>> BEGIN Entries supplied

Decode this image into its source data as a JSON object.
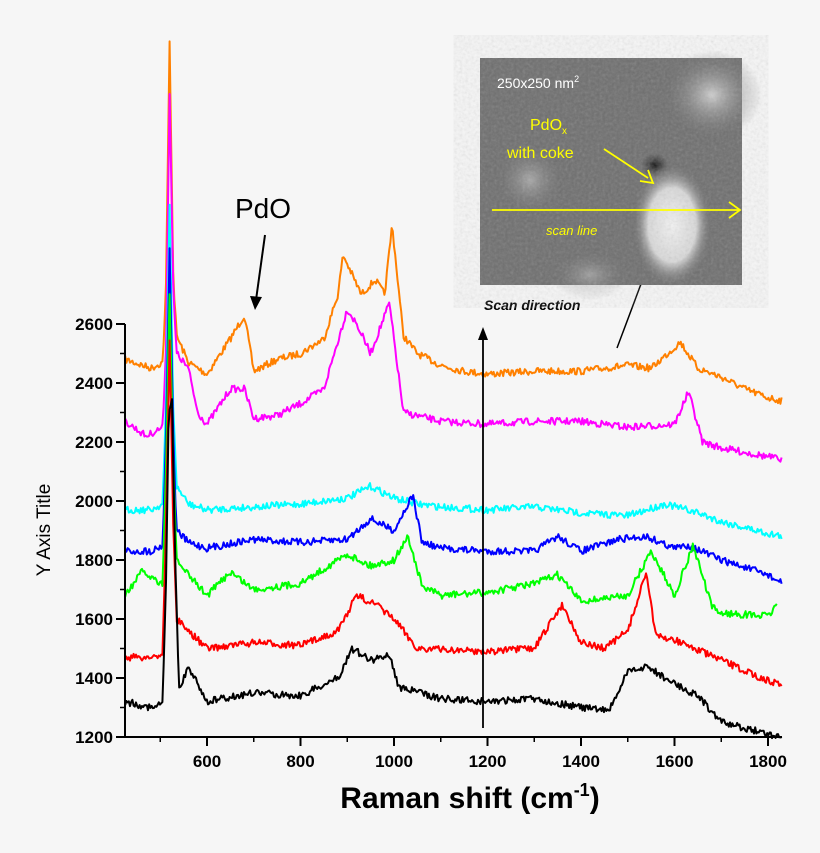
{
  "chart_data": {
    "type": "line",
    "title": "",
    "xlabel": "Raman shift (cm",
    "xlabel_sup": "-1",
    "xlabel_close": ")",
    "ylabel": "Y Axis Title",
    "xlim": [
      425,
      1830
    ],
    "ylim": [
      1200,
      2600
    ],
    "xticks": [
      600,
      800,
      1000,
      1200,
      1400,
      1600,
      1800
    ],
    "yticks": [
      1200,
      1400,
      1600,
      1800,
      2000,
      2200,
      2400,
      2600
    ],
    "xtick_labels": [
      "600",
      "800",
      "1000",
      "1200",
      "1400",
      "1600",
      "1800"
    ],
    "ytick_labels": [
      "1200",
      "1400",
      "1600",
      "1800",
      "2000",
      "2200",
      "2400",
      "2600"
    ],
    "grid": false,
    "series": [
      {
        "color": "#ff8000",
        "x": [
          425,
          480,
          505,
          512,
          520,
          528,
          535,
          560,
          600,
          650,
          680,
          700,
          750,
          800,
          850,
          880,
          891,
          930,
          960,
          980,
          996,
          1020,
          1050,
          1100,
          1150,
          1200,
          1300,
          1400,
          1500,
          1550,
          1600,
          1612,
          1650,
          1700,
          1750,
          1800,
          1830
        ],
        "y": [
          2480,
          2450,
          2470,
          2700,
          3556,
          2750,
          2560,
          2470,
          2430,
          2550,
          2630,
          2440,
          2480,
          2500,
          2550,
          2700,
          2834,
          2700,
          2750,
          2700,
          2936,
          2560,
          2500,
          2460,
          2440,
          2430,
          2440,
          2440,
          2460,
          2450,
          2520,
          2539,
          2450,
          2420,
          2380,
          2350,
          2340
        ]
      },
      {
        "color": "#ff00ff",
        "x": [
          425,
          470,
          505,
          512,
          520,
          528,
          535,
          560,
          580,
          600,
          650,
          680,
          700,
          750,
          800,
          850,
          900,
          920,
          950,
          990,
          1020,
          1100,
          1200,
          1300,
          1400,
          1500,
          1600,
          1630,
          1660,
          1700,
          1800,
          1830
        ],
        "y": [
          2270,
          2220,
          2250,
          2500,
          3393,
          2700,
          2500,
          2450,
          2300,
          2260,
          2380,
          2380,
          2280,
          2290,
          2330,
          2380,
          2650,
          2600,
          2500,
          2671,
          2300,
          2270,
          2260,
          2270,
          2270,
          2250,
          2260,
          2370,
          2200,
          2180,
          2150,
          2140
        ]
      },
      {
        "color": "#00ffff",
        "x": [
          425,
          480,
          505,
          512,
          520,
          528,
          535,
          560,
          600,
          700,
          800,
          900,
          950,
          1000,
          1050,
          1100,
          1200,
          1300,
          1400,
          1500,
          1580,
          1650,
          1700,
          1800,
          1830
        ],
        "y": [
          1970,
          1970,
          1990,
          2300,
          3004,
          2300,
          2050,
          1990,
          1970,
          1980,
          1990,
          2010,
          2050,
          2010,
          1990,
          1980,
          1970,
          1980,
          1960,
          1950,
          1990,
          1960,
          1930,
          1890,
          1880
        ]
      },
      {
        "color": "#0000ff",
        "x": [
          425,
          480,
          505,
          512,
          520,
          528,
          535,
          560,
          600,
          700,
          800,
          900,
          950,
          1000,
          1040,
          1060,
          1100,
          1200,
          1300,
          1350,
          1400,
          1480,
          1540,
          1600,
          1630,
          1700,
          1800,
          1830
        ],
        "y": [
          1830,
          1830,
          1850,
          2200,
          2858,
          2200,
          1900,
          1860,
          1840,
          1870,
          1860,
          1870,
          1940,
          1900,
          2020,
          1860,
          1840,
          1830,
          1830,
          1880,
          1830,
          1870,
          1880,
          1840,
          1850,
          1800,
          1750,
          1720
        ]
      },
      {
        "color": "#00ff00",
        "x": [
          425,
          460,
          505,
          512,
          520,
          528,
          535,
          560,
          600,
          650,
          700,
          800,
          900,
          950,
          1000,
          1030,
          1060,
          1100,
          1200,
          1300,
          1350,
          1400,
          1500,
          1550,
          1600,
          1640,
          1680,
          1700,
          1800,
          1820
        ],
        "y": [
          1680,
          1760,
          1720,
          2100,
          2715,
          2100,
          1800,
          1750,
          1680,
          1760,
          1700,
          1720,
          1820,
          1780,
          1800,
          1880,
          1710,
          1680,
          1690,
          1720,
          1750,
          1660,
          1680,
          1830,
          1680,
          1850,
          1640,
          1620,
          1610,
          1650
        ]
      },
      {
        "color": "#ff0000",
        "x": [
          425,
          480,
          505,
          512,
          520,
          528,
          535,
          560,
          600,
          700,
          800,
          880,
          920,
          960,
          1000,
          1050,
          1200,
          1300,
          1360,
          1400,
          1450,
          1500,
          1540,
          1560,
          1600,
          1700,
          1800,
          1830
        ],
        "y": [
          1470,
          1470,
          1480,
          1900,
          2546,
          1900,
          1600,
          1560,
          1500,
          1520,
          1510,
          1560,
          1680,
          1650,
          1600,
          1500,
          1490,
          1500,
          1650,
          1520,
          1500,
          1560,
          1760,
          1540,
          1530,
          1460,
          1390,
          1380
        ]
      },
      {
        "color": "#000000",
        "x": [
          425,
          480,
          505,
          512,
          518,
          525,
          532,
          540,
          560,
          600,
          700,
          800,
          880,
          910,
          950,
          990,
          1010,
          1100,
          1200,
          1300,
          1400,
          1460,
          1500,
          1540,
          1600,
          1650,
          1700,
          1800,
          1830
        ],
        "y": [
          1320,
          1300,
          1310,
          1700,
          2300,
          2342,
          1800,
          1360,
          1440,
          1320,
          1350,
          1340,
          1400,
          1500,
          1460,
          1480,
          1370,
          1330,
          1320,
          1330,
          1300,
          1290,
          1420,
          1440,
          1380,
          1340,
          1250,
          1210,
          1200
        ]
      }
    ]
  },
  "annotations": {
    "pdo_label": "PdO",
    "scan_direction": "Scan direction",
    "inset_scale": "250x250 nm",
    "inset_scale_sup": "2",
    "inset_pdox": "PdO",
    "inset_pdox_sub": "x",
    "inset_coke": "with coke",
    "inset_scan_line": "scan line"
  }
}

>> END Entries supplied

Pick out each line containing the string "color" and copy it.

▶ **Final result**:
        "color": "#ff8000",
        "color": "#ff00ff",
        "color": "#00ffff",
        "color": "#0000ff",
        "color": "#00ff00",
        "color": "#ff0000",
        "color": "#000000",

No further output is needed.